= WHAT YOU NEED TO DO =
Gather, from the data below, each line in which the word "others" occurs.

Records from a dataset:

>> Start

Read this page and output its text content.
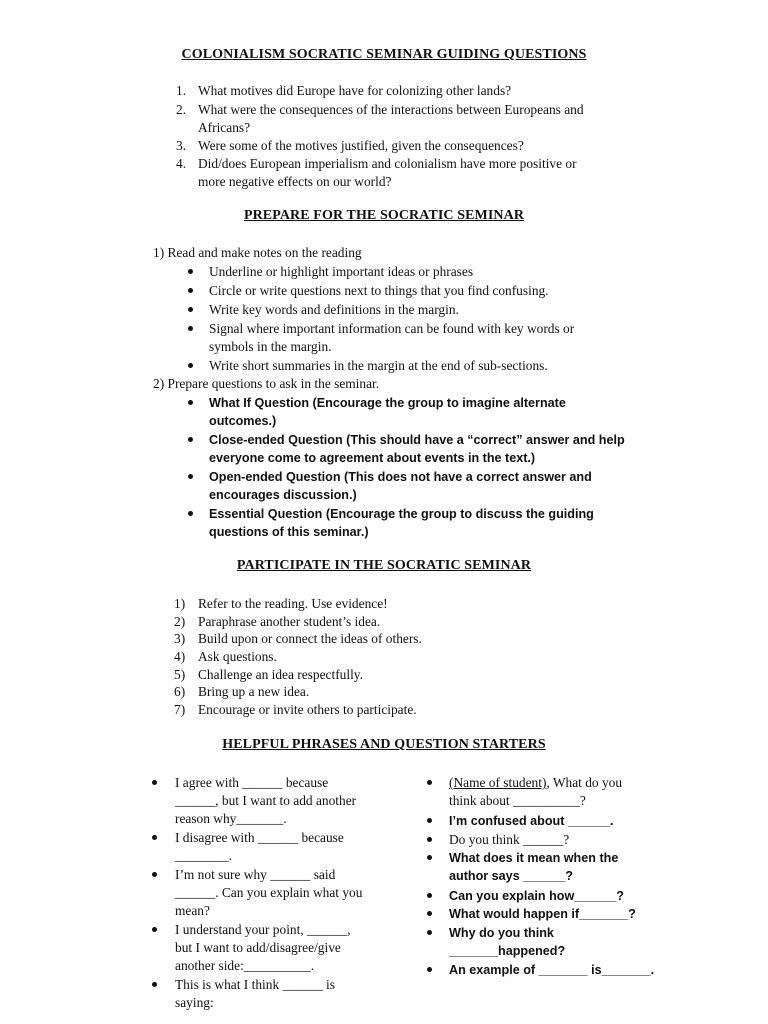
COLONIALISM SOCRATIC SEMINAR GUIDING QUESTIONS
PREPARE FOR THE SOCRATIC SEMINAR
PARTICIPATE IN THE SOCRATIC SEMINAR
HELPFUL PHRASES AND QUESTION STARTERS
1. What motives did Europe have for colonizing other lands?
2. What were the consequences of the interactions between Europeans and
Africans?
3. Were some of the motives justified, given the consequences?
4. Did/does European imperialism and colonialism have more positive or
more negative effects on our world?
1) Read and make notes on the reading
Underline or highlight important ideas or phrases
Circle or write questions next to things that you find confusing.
Write key words and definitions in the margin.
Signal where important information can be found with key words or
symbols in the margin.
Write short summaries in the margin at the end of sub-sections.
2) Prepare questions to ask in the seminar.
What If Question (Encourage the group to imagine alternate
outcomes.)
Close-ended Question (This should have a “correct” answer and help
everyone come to agreement about events in the text.)
Open-ended Question (This does not have a correct answer and
encourages discussion.)
Essential Question (Encourage the group to discuss the guiding
questions of this seminar.)
1) Refer to the reading. Use evidence!
2) Paraphrase another student’s idea.
3) Build upon or connect the ideas of others.
4) Ask questions.
5) Challenge an idea respectfully.
6) Bring up a new idea.
7) Encourage or invite others to participate.
I agree with ______ because
______, but I want to add another
reason why_______.
I disagree with ______ because
________.
I’m not sure why ______ said
______. Can you explain what you
mean?
I understand your point, ______,
but I want to add/disagree/give
another side:__________.
This is what I think ______ is
saying:
(Name of student), What do you
think about __________?
I’m confused about ______.
Do you think ______?
What does it mean when the
author says ______?
Can you explain how______?
What would happen if_______?
Why do you think
_______happened?
An example of _______ is_______.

>> End

= TASK RESULT =
3) Build upon or connect the ideas of others.
7) Encourage or invite others to participate.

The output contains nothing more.